* Direction: Your task is to write out the complete listing exactly as it is shown.

--- Begin Rows ---

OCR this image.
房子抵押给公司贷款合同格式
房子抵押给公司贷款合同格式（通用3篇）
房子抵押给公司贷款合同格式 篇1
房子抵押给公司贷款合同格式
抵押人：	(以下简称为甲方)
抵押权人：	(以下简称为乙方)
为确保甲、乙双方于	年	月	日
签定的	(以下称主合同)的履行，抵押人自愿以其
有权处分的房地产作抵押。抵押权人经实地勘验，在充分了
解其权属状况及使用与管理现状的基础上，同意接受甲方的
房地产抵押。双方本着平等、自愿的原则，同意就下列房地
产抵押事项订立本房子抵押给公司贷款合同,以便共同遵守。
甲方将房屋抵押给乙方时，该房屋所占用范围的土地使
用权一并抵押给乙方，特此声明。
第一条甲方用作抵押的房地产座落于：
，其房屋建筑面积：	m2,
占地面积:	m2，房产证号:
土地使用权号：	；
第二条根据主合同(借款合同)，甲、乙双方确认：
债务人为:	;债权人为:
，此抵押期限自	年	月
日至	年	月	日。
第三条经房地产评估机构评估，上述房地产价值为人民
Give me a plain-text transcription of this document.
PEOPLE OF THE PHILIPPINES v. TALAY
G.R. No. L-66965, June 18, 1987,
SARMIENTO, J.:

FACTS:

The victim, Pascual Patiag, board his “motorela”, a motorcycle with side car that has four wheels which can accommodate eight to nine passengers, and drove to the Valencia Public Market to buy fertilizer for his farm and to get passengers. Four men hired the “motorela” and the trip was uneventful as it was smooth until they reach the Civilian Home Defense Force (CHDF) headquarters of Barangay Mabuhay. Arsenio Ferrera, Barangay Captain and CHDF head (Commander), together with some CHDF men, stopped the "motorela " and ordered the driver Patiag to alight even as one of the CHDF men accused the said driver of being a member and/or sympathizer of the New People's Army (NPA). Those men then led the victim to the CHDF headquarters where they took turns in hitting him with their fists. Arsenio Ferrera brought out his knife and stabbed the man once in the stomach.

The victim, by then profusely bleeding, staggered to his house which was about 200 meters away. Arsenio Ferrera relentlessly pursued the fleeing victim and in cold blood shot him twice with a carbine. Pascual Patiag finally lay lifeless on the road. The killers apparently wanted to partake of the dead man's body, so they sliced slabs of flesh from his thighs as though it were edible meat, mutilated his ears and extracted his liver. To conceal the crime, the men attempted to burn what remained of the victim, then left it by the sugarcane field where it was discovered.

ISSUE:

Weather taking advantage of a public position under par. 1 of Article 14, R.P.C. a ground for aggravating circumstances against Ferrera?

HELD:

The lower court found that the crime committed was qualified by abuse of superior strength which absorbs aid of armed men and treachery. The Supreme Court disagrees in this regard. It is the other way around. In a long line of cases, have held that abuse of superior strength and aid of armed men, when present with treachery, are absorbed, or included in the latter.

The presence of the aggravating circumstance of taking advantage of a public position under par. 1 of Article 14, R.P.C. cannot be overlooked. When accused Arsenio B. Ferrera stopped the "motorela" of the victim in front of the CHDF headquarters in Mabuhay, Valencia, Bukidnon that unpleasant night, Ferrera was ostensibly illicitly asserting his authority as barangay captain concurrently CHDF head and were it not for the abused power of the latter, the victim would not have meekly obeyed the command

--- End Rows ---

* Correct output:
OCR this image.
房子抵押给公司贷款合同格式
房子抵押给公司贷款合同格式（通用3篇）
房子抵押给公司贷款合同格式 篇1
房子抵押给公司贷款合同格式
抵押人：	(以下简称为甲方)
抵押权人：	(以下简称为乙方)
为确保甲、乙双方于	年	月	日
签定的	(以下称主合同)的履行，抵押人自愿以其
有权处分的房地产作抵押。抵押权人经实地勘验，在充分了
解其权属状况及使用与管理现状的基础上，同意接受甲方的
房地产抵押。双方本着平等、自愿的原则，同意就下列房地
产抵押事项订立本房子抵押给公司贷款合同,以便共同遵守。
甲方将房屋抵押给乙方时，该房屋所占用范围的土地使
用权一并抵押给乙方，特此声明。
第一条甲方用作抵押的房地产座落于：
，其房屋建筑面积：	m2,
占地面积:	m2，房产证号:
土地使用权号：	；
第二条根据主合同(借款合同)，甲、乙双方确认：
债务人为:	;债权人为:
，此抵押期限自	年	月
日至	年	月	日。
第三条经房地产评估机构评估，上述房地产价值为人民
Give me a plain-text transcription of this document.
PEOPLE OF THE PHILIPPINES v. TALAY
G.R. No. L-66965, June 18, 1987,
SARMIENTO, J.:

FACTS:

The victim, Pascual Patiag, board his “motorela”, a motorcycle with side car that has four wheels which can accommodate eight to nine passengers, and drove to the Valencia Public Market to buy fertilizer for his farm and to get passengers. Four men hired the “motorela” and the trip was uneventful as it was smooth until they reach the Civilian Home Defense Force (CHDF) headquarters of Barangay Mabuhay. Arsenio Ferrera, Barangay Captain and CHDF head (Commander), together with some CHDF men, stopped the "motorela " and ordered the driver Patiag to alight even as one of the CHDF men accused the said driver of being a member and/or sympathizer of the New People's Army (NPA). Those men then led the victim to the CHDF headquarters where they took turns in hitting him with their fists. Arsenio Ferrera brought out his knife and stabbed the man once in the stomach.

The victim, by then profusely bleeding, staggered to his house which was about 200 meters away. Arsenio Ferrera relentlessly pursued the fleeing victim and in cold blood shot him twice with a carbine. Pascual Patiag finally lay lifeless on the road. The killers apparently wanted to partake of the dead man's body, so they sliced slabs of flesh from his thighs as though it were edible meat, mutilated his ears and extracted his liver. To conceal the crime, the men attempted to burn what remained of the victim, then left it by the sugarcane field where it was discovered.

ISSUE:

Weather taking advantage of a public position under par. 1 of Article 14, R.P.C. a ground for aggravating circumstances against Ferrera?

HELD:

The lower court found that the crime committed was qualified by abuse of superior strength which absorbs aid of armed men and treachery. The Supreme Court disagrees in this regard. It is the other way around. In a long line of cases, have held that abuse of superior strength and aid of armed men, when present with treachery, are absorbed, or included in the latter.

The presence of the aggravating circumstance of taking advantage of a public position under par. 1 of Article 14, R.P.C. cannot be overlooked. When accused Arsenio B. Ferrera stopped the "motorela" of the victim in front of the CHDF headquarters in Mabuhay, Valencia, Bukidnon that unpleasant night, Ferrera was ostensibly illicitly asserting his authority as barangay captain concurrently CHDF head and were it not for the abused power of the latter, the victim would not have meekly obeyed the command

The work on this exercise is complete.